» **Data rows**
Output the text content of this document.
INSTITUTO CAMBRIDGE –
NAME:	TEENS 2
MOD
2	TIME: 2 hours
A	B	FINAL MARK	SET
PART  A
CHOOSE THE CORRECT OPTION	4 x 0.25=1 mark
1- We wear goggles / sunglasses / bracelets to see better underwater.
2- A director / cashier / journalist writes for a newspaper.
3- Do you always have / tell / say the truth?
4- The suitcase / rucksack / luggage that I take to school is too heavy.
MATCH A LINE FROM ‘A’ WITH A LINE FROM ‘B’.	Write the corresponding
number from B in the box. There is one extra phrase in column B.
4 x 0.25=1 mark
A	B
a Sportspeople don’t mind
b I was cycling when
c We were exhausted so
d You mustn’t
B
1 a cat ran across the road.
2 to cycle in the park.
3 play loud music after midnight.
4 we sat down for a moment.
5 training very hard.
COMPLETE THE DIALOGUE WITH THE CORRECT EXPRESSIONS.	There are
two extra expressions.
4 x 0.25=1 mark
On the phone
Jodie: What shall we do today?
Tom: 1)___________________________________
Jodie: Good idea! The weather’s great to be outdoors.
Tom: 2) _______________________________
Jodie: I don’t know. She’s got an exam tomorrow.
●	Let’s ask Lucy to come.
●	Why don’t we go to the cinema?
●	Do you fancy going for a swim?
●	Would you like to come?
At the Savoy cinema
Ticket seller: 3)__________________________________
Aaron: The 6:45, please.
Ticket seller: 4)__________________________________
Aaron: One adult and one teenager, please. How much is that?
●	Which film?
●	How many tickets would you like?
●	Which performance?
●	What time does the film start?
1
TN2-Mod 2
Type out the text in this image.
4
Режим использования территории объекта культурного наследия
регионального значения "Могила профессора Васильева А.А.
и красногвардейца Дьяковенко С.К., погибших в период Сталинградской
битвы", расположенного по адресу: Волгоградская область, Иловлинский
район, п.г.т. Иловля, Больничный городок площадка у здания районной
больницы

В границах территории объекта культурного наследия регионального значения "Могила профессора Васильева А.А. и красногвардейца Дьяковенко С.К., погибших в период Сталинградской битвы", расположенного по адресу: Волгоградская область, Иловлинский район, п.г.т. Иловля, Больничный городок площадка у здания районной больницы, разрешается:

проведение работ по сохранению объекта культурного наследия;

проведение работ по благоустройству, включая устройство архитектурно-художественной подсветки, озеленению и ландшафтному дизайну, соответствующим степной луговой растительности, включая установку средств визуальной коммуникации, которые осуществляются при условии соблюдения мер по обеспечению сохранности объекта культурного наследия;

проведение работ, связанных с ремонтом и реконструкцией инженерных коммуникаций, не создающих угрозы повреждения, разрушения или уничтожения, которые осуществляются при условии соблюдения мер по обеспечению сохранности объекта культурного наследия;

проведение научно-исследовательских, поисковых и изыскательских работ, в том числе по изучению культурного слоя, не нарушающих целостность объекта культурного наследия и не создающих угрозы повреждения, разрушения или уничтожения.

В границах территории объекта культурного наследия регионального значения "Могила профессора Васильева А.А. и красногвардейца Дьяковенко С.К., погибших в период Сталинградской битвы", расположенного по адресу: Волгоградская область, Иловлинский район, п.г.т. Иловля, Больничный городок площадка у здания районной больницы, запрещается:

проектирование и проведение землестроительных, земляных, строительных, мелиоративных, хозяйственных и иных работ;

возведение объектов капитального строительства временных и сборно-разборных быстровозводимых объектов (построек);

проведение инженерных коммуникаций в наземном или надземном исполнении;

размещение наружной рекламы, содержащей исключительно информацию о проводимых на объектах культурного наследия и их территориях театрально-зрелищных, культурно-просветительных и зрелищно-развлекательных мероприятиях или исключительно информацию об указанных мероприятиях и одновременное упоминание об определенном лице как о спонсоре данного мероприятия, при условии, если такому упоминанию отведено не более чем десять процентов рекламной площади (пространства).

» **Task to carry out**
The lines to collect are those holding the string "CORRECT"; copy them all.

» **Solution for this problem**
CHOOSE THE CORRECT OPTION	4 x 0.25=1 mark
COMPLETE THE DIALOGUE WITH THE CORRECT EXPRESSIONS.	There are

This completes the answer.